■ Brief
Copy out every line in which the string "dans" occurs.
— Begin Data provided —
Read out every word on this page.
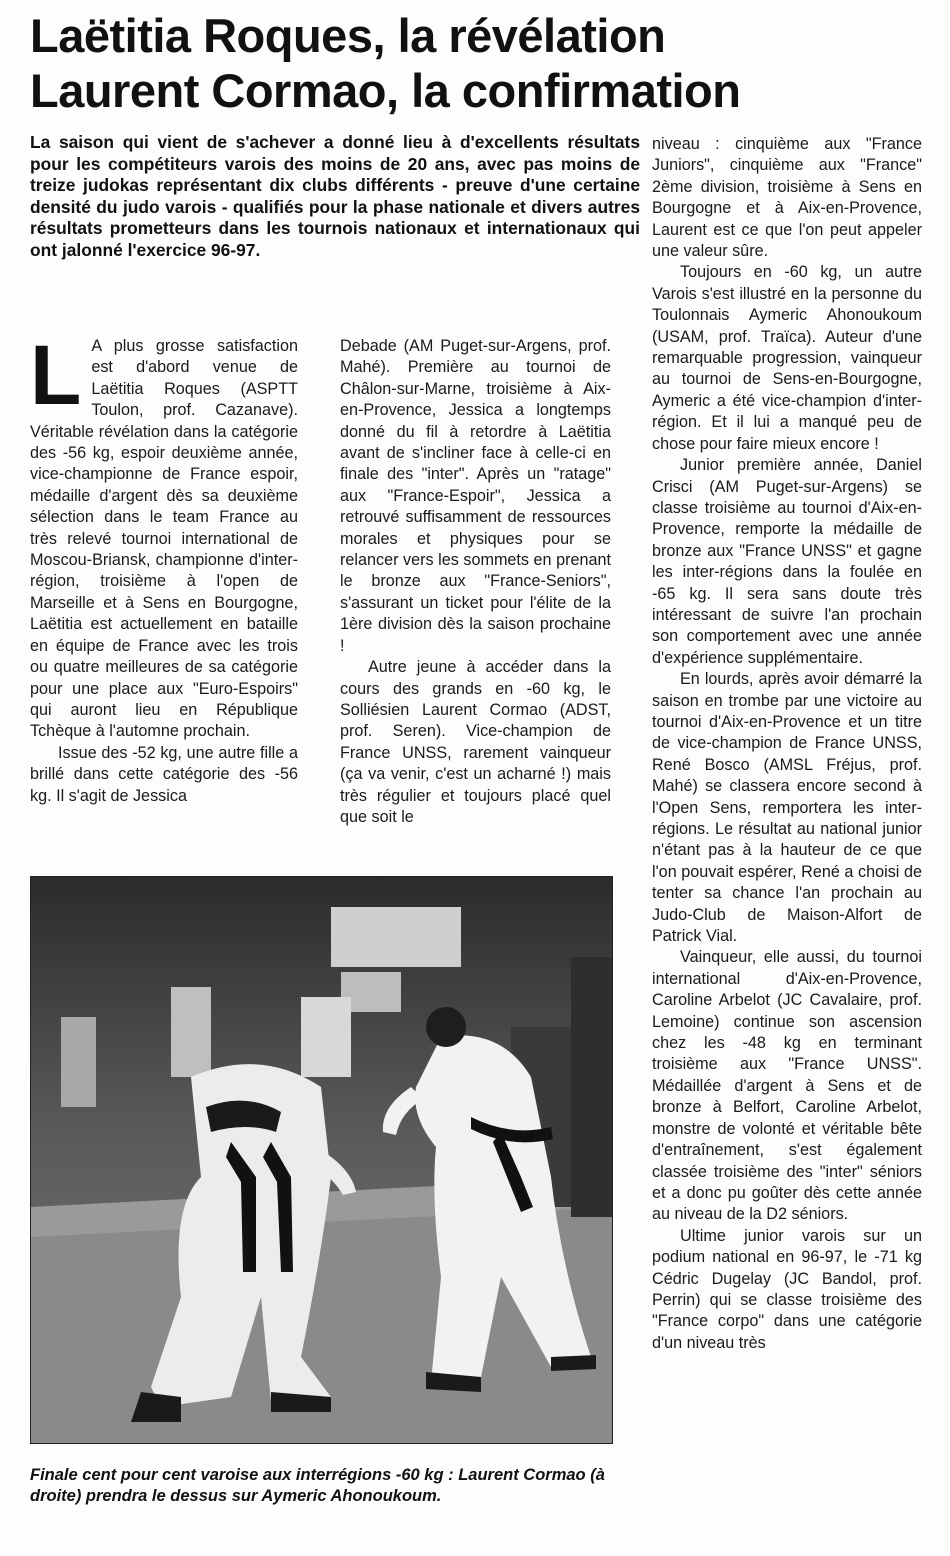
Laëtitia Roques, la révélation
Laurent Cormao, la confirmation

La saison qui vient de s'achever a donné lieu à d'excellents résultats pour les compétiteurs varois des moins de 20 ans, avec pas moins de treize judokas représentant dix clubs différents - preuve d'une certaine densité du judo varois - qualifiés pour la phase nationale et divers autres résultats prometteurs dans les tournois nationaux et internationaux qui ont jalonné l'exercice 96-97.

L A plus grosse satisfaction est d'abord venue de Laëtitia Roques (ASPTT Toulon, prof. Cazanave). Véritable révélation dans la catégorie des -56 kg, espoir deuxième année, vice-championne de France espoir, médaille d'argent dès sa deuxième sélection dans le team France au très relevé tournoi international de Moscou-Briansk, championne d'inter-région, troisième à l'open de Marseille et à Sens en Bourgogne, Laëtitia est actuellement en bataille en équipe de France avec les trois ou quatre meilleures de sa catégorie pour une place aux "Euro-Espoirs" qui auront lieu en République Tchèque à l'automne prochain.

Issue des -52 kg, une autre fille a brillé dans cette catégorie des -56 kg. Il s'agit de Jessica

Debade (AM Puget-sur-Argens, prof. Mahé). Première au tournoi de Châlon-sur-Marne, troisième à Aix-en-Provence, Jessica a longtemps donné du fil à retordre à Laëtitia avant de s'incliner face à celle-ci en finale des "inter". Après un "ratage" aux "France-Espoir", Jessica a retrouvé suffisamment de ressources morales et physiques pour se relancer vers les sommets en prenant le bronze aux "France-Seniors", s'assurant un ticket pour l'élite de la 1ère division dès la saison prochaine !

Autre jeune à accéder dans la cours des grands en -60 kg, le Solliésien Laurent Cormao (ADST, prof. Seren). Vice-champion de France UNSS, rarement vainqueur (ça va venir, c'est un acharné !) mais très régulier et toujours placé quel que soit le

niveau : cinquième aux "France Juniors", cinquième aux "France" 2ème division, troisième à Sens en Bourgogne et à Aix-en-Provence, Laurent est ce que l'on peut appeler une valeur sûre.

Toujours en -60 kg, un autre Varois s'est illustré en la personne du Toulonnais Aymeric Ahonoukoum (USAM, prof. Traïca). Auteur d'une remarquable progression, vainqueur au tournoi de Sens-en-Bourgogne, Aymeric a été vice-champion d'inter-région. Et il lui a manqué peu de chose pour faire mieux encore !

Junior première année, Daniel Crisci (AM Puget-sur-Argens) se classe troisième au tournoi d'Aix-en-Provence, remporte la médaille de bronze aux "France UNSS" et gagne les inter-régions dans la foulée en -65 kg. Il sera sans doute très intéressant de suivre l'an prochain son comportement avec une année d'expérience supplémentaire.

En lourds, après avoir démarré la saison en trombe par une victoire au tournoi d'Aix-en-Provence et un titre de vice-champion de France UNSS, René Bosco (AMSL Fréjus, prof. Mahé) se classera encore second à l'Open Sens, remportera les inter-régions. Le résultat au national junior n'étant pas à la hauteur de ce que l'on pouvait espérer, René a choisi de tenter sa chance l'an prochain au Judo-Club de Maison-Alfort de Patrick Vial.

Vainqueur, elle aussi, du tournoi international d'Aix-en-Provence, Caroline Arbelot (JC Cavalaire, prof. Lemoine) continue son ascension chez les -48 kg en terminant troisième aux "France UNSS". Médaillée d'argent à Sens et de bronze à Belfort, Caroline Arbelot, monstre de volonté et véritable bête d'entraînement, s'est également classée troisième des "inter" séniors et a donc pu goûter dès cette année au niveau de la D2 séniors.

Ultime junior varois sur un podium national en 96-97, le -71 kg Cédric Dugelay (JC Bandol, prof. Perrin) qui se classe troisième des "France corpo" dans une catégorie d'un niveau très

Finale cent pour cent varoise aux interrégions -60 kg : Laurent Cormao (à droite) prendra le dessus sur Aymeric Ahonoukoum.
— End Data provided —
■ Exercise answer
La saison qui vient de s'achever a donné lieu à d'excellents résultats pour les compétiteurs varois des moins de 20 ans, avec pas moins de treize judokas représentant dix clubs différents - preuve d'une certaine densité du judo varois - qualifiés pour la phase nationale et divers autres résultats prometteurs dans les tournois nationaux et internationaux qui ont jalonné l'exercice 96-97.
L A plus grosse satisfaction est d'abord venue de Laëtitia Roques (ASPTT Toulon, prof. Cazanave). Véritable révélation dans la catégorie des -56 kg, espoir deuxième année, vice-championne de France espoir, médaille d'argent dès sa deuxième sélection dans le team France au très relevé tournoi international de Moscou-Briansk, championne d'inter-région, troisième à l'open de Marseille et à Sens en Bourgogne, Laëtitia est actuellement en bataille en équipe de France avec les trois ou quatre meilleures de sa catégorie pour une place aux "Euro-Espoirs" qui auront lieu en République Tchèque à l'automne prochain.
Issue des -52 kg, une autre fille a brillé dans cette catégorie des -56 kg. Il s'agit de Jessica
Autre jeune à accéder dans la cours des grands en -60 kg, le Solliésien Laurent Cormao (ADST, prof. Seren). Vice-champion de France UNSS, rarement vainqueur (ça va venir, c'est un acharné !) mais très régulier et toujours placé quel que soit le
Junior première année, Daniel Crisci (AM Puget-sur-Argens) se classe troisième au tournoi d'Aix-en-Provence, remporte la médaille de bronze aux "France UNSS" et gagne les inter-régions dans la foulée en -65 kg. Il sera sans doute très intéressant de suivre l'an prochain son comportement avec une année d'expérience supplémentaire.
Ultime junior varois sur un podium national en 96-97, le -71 kg Cédric Dugelay (JC Bandol, prof. Perrin) qui se classe troisième des "France corpo" dans une catégorie d'un niveau très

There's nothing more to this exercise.